* _Aim_: Output the material below in its entirety, exactly as given.

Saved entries
Start

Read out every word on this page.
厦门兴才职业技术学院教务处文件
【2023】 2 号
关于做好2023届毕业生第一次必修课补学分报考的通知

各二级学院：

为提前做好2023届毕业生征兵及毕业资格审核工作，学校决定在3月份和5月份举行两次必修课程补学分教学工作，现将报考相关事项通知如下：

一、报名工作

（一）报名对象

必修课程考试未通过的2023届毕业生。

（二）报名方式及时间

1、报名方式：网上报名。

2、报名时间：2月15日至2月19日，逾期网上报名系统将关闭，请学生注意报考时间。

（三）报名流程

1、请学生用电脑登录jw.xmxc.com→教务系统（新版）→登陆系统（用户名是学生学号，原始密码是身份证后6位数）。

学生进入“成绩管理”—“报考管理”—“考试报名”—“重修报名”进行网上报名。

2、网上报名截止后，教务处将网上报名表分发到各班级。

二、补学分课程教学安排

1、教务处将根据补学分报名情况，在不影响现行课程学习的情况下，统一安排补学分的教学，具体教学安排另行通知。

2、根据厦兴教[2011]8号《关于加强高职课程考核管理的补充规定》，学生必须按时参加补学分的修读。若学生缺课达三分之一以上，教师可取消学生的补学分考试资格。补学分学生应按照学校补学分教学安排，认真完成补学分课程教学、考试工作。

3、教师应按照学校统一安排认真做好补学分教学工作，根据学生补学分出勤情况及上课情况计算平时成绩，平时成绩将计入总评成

End

* _The output_:
Read out every word on this page.
厦门兴才职业技术学院教务处文件
【2023】 2 号
关于做好2023届毕业生第一次必修课补学分报考的通知

各二级学院：

为提前做好2023届毕业生征兵及毕业资格审核工作，学校决定在3月份和5月份举行两次必修课程补学分教学工作，现将报考相关事项通知如下：

一、报名工作

（一）报名对象

必修课程考试未通过的2023届毕业生。

（二）报名方式及时间

1、报名方式：网上报名。

2、报名时间：2月15日至2月19日，逾期网上报名系统将关闭，请学生注意报考时间。

（三）报名流程

1、请学生用电脑登录jw.xmxc.com→教务系统（新版）→登陆系统（用户名是学生学号，原始密码是身份证后6位数）。

学生进入“成绩管理”—“报考管理”—“考试报名”—“重修报名”进行网上报名。

2、网上报名截止后，教务处将网上报名表分发到各班级。

二、补学分课程教学安排

1、教务处将根据补学分报名情况，在不影响现行课程学习的情况下，统一安排补学分的教学，具体教学安排另行通知。

2、根据厦兴教[2011]8号《关于加强高职课程考核管理的补充规定》，学生必须按时参加补学分的修读。若学生缺课达三分之一以上，教师可取消学生的补学分考试资格。补学分学生应按照学校补学分教学安排，认真完成补学分课程教学、考试工作。

3、教师应按照学校统一安排认真做好补学分教学工作，根据学生补学分出勤情况及上课情况计算平时成绩，平时成绩将计入总评成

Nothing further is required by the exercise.